Input for this task =
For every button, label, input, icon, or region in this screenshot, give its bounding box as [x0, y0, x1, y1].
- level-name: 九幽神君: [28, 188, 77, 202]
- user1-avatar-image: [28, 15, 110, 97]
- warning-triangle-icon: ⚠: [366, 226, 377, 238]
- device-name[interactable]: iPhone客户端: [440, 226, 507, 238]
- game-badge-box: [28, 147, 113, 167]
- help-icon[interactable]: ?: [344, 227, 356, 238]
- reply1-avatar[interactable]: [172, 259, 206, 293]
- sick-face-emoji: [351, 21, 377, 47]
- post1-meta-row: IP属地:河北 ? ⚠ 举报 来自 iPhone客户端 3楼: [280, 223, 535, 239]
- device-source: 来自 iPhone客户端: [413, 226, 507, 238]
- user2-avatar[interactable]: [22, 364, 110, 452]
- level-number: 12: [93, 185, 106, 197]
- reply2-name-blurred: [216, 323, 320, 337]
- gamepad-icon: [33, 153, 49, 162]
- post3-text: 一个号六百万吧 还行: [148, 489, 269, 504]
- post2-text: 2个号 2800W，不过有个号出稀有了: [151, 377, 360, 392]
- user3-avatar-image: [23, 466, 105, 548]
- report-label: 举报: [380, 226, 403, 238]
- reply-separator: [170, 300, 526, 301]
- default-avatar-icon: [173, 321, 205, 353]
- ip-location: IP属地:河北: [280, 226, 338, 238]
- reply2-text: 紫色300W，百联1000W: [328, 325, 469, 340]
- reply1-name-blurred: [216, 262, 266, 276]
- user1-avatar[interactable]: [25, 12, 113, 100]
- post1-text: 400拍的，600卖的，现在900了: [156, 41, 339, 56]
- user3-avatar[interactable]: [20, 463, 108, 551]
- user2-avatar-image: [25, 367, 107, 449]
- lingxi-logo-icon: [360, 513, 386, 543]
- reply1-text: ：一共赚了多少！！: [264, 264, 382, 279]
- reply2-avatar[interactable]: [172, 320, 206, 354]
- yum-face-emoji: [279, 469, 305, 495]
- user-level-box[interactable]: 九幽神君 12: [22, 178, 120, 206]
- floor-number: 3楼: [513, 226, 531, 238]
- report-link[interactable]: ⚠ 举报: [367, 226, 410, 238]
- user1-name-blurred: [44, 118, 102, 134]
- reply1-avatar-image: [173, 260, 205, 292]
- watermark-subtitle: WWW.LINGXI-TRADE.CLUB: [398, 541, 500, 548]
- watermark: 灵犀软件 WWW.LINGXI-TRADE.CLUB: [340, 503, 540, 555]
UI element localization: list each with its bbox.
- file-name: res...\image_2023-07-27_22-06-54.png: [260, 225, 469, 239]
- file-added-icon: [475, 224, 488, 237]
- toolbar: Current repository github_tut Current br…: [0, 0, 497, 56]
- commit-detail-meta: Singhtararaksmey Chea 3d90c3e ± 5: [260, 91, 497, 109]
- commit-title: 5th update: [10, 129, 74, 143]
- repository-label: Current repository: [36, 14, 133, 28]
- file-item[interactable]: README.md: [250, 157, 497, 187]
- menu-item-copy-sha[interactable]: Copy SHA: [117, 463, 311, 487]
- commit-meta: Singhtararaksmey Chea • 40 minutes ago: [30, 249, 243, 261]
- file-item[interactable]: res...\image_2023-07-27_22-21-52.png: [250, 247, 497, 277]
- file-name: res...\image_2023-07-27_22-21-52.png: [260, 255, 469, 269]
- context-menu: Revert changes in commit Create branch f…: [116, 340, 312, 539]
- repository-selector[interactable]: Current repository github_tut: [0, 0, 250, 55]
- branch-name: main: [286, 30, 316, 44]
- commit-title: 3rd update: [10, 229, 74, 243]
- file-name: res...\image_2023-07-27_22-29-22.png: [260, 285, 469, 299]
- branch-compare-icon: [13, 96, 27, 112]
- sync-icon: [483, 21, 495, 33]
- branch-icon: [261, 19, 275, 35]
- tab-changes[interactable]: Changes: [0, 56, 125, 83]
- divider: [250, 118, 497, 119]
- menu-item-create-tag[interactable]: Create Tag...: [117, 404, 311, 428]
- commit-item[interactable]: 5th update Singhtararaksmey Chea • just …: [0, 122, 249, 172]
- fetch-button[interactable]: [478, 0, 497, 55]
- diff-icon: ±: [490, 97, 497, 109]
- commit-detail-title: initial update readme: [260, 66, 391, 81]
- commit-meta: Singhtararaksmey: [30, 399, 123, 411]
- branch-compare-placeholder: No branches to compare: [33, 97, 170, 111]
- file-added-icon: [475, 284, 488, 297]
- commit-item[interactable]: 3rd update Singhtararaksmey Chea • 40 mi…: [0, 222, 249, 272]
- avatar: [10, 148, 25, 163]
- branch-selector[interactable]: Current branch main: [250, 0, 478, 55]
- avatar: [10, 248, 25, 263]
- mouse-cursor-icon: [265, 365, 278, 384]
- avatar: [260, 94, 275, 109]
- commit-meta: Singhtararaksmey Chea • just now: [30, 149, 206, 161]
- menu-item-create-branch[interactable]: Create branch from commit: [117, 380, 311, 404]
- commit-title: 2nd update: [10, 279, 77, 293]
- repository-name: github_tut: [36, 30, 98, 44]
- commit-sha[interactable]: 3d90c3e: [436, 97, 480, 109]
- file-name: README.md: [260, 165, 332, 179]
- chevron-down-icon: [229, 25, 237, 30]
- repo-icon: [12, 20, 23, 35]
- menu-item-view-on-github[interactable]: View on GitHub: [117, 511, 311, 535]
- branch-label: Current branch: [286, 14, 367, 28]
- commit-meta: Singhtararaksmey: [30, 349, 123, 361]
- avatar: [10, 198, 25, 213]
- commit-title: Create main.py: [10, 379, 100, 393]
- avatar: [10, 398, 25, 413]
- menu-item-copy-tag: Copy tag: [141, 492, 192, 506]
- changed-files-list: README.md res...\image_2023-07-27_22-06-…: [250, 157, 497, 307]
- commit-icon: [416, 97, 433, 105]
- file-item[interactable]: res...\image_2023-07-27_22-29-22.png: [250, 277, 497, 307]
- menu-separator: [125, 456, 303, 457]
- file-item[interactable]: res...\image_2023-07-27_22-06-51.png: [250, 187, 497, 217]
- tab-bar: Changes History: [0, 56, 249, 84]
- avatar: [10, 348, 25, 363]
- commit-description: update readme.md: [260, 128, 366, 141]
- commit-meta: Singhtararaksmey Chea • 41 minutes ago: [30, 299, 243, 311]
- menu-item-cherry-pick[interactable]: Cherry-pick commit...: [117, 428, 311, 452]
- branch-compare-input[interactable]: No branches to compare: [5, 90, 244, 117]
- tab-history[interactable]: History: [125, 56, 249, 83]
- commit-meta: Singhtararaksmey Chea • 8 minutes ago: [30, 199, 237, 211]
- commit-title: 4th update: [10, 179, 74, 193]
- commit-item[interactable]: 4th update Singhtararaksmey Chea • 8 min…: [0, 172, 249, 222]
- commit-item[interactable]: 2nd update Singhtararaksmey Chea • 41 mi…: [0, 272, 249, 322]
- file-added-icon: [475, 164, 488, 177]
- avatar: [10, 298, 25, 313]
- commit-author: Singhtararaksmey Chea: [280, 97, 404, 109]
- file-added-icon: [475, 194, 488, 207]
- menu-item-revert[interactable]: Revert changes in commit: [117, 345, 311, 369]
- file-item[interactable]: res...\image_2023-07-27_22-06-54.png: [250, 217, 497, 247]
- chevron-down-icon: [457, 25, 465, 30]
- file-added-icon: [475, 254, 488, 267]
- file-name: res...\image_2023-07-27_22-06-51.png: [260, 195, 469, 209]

What is expected = Rewrite all of the records above, changing each "file-added-icon" to "file-status-icon" and leaving every other character as it is.

Final answer =
For every button, label, input, icon, or region in this screenshot, give its bounding box as [x0, y0, x1, y1].
- level-name: 九幽神君: [28, 188, 77, 202]
- user1-avatar-image: [28, 15, 110, 97]
- warning-triangle-icon: ⚠: [366, 226, 377, 238]
- device-name[interactable]: iPhone客户端: [440, 226, 507, 238]
- game-badge-box: [28, 147, 113, 167]
- help-icon[interactable]: ?: [344, 227, 356, 238]
- reply1-avatar[interactable]: [172, 259, 206, 293]
- sick-face-emoji: [351, 21, 377, 47]
- post1-meta-row: IP属地:河北 ? ⚠ 举报 来自 iPhone客户端 3楼: [280, 223, 535, 239]
- device-source: 来自 iPhone客户端: [413, 226, 507, 238]
- user2-avatar[interactable]: [22, 364, 110, 452]
- level-number: 12: [93, 185, 106, 197]
- reply2-name-blurred: [216, 323, 320, 337]
- gamepad-icon: [33, 153, 49, 162]
- post3-text: 一个号六百万吧 还行: [148, 489, 269, 504]
- post2-text: 2个号 2800W，不过有个号出稀有了: [151, 377, 360, 392]
- user3-avatar-image: [23, 466, 105, 548]
- report-label: 举报: [380, 226, 403, 238]
- reply-separator: [170, 300, 526, 301]
- default-avatar-icon: [173, 321, 205, 353]
- ip-location: IP属地:河北: [280, 226, 338, 238]
- reply2-text: 紫色300W，百联1000W: [328, 325, 469, 340]
- reply1-name-blurred: [216, 262, 266, 276]
- user1-avatar[interactable]: [25, 12, 113, 100]
- post1-text: 400拍的，600卖的，现在900了: [156, 41, 339, 56]
- user3-avatar[interactable]: [20, 463, 108, 551]
- user2-avatar-image: [25, 367, 107, 449]
- lingxi-logo-icon: [360, 513, 386, 543]
- reply1-text: ：一共赚了多少！！: [264, 264, 382, 279]
- reply2-avatar[interactable]: [172, 320, 206, 354]
- yum-face-emoji: [279, 469, 305, 495]
- user-level-box[interactable]: 九幽神君 12: [22, 178, 120, 206]
- floor-number: 3楼: [513, 226, 531, 238]
- report-link[interactable]: ⚠ 举报: [367, 226, 410, 238]
- user1-name-blurred: [44, 118, 102, 134]
- reply1-avatar-image: [173, 260, 205, 292]
- watermark-subtitle: WWW.LINGXI-TRADE.CLUB: [398, 541, 500, 548]
- watermark: 灵犀软件 WWW.LINGXI-TRADE.CLUB: [340, 503, 540, 555]
UI element localization: list each with its bbox.
- file-name: res...\image_2023-07-27_22-06-54.png: [260, 225, 469, 239]
- file-status-icon: [475, 224, 488, 237]
- toolbar: Current repository github_tut Current br…: [0, 0, 497, 56]
- commit-detail-meta: Singhtararaksmey Chea 3d90c3e ± 5: [260, 91, 497, 109]
- commit-title: 5th update: [10, 129, 74, 143]
- repository-label: Current repository: [36, 14, 133, 28]
- file-item[interactable]: README.md: [250, 157, 497, 187]
- menu-item-copy-sha[interactable]: Copy SHA: [117, 463, 311, 487]
- commit-meta: Singhtararaksmey Chea • 40 minutes ago: [30, 249, 243, 261]
- file-item[interactable]: res...\image_2023-07-27_22-21-52.png: [250, 247, 497, 277]
- file-name: res...\image_2023-07-27_22-21-52.png: [260, 255, 469, 269]
- context-menu: Revert changes in commit Create branch f…: [116, 340, 312, 539]
- repository-selector[interactable]: Current repository github_tut: [0, 0, 250, 55]
- branch-name: main: [286, 30, 316, 44]
- commit-title: 3rd update: [10, 229, 74, 243]
- file-name: res...\image_2023-07-27_22-29-22.png: [260, 285, 469, 299]
- branch-compare-icon: [13, 96, 27, 112]
- sync-icon: [483, 21, 495, 33]
- branch-icon: [261, 19, 275, 35]
- tab-changes[interactable]: Changes: [0, 56, 125, 83]
- divider: [250, 118, 497, 119]
- menu-item-create-tag[interactable]: Create Tag...: [117, 404, 311, 428]
- commit-item[interactable]: 5th update Singhtararaksmey Chea • just …: [0, 122, 249, 172]
- fetch-button[interactable]: [478, 0, 497, 55]
- diff-icon: ±: [490, 97, 497, 109]
- commit-detail-title: initial update readme: [260, 66, 391, 81]
- commit-meta: Singhtararaksmey: [30, 399, 123, 411]
- branch-compare-placeholder: No branches to compare: [33, 97, 170, 111]
- file-status-icon: [475, 284, 488, 297]
- commit-item[interactable]: 3rd update Singhtararaksmey Chea • 40 mi…: [0, 222, 249, 272]
- avatar: [10, 148, 25, 163]
- branch-selector[interactable]: Current branch main: [250, 0, 478, 55]
- avatar: [10, 248, 25, 263]
- mouse-cursor-icon: [265, 365, 278, 384]
- avatar: [260, 94, 275, 109]
- commit-meta: Singhtararaksmey Chea • just now: [30, 149, 206, 161]
- menu-item-create-branch[interactable]: Create branch from commit: [117, 380, 311, 404]
- commit-title: 2nd update: [10, 279, 77, 293]
- repository-name: github_tut: [36, 30, 98, 44]
- commit-sha[interactable]: 3d90c3e: [436, 97, 480, 109]
- file-name: README.md: [260, 165, 332, 179]
- chevron-down-icon: [229, 25, 237, 30]
- repo-icon: [12, 20, 23, 35]
- menu-item-view-on-github[interactable]: View on GitHub: [117, 511, 311, 535]
- branch-label: Current branch: [286, 14, 367, 28]
- commit-meta: Singhtararaksmey: [30, 349, 123, 361]
- avatar: [10, 198, 25, 213]
- commit-title: Create main.py: [10, 379, 100, 393]
- avatar: [10, 398, 25, 413]
- menu-item-copy-tag: Copy tag: [141, 492, 192, 506]
- changed-files-list: README.md res...\image_2023-07-27_22-06-…: [250, 157, 497, 307]
- commit-icon: [416, 97, 433, 105]
- file-item[interactable]: res...\image_2023-07-27_22-29-22.png: [250, 277, 497, 307]
- menu-separator: [125, 456, 303, 457]
- file-item[interactable]: res...\image_2023-07-27_22-06-51.png: [250, 187, 497, 217]
- tab-bar: Changes History: [0, 56, 249, 84]
- avatar: [10, 348, 25, 363]
- commit-description: update readme.md: [260, 128, 366, 141]
- commit-meta: Singhtararaksmey Chea • 41 minutes ago: [30, 299, 243, 311]
- menu-item-cherry-pick[interactable]: Cherry-pick commit...: [117, 428, 311, 452]
- branch-compare-input[interactable]: No branches to compare: [5, 90, 244, 117]
- tab-history[interactable]: History: [125, 56, 249, 83]
- commit-meta: Singhtararaksmey Chea • 8 minutes ago: [30, 199, 237, 211]
- commit-title: 4th update: [10, 179, 74, 193]
- commit-item[interactable]: 4th update Singhtararaksmey Chea • 8 min…: [0, 172, 249, 222]
- commit-item[interactable]: 2nd update Singhtararaksmey Chea • 41 mi…: [0, 272, 249, 322]
- file-status-icon: [475, 164, 488, 177]
- avatar: [10, 298, 25, 313]
- commit-author: Singhtararaksmey Chea: [280, 97, 404, 109]
- file-status-icon: [475, 194, 488, 207]
- menu-item-revert[interactable]: Revert changes in commit: [117, 345, 311, 369]
- file-item[interactable]: res...\image_2023-07-27_22-06-54.png: [250, 217, 497, 247]
- chevron-down-icon: [457, 25, 465, 30]
- file-status-icon: [475, 254, 488, 267]
- file-name: res...\image_2023-07-27_22-06-51.png: [260, 195, 469, 209]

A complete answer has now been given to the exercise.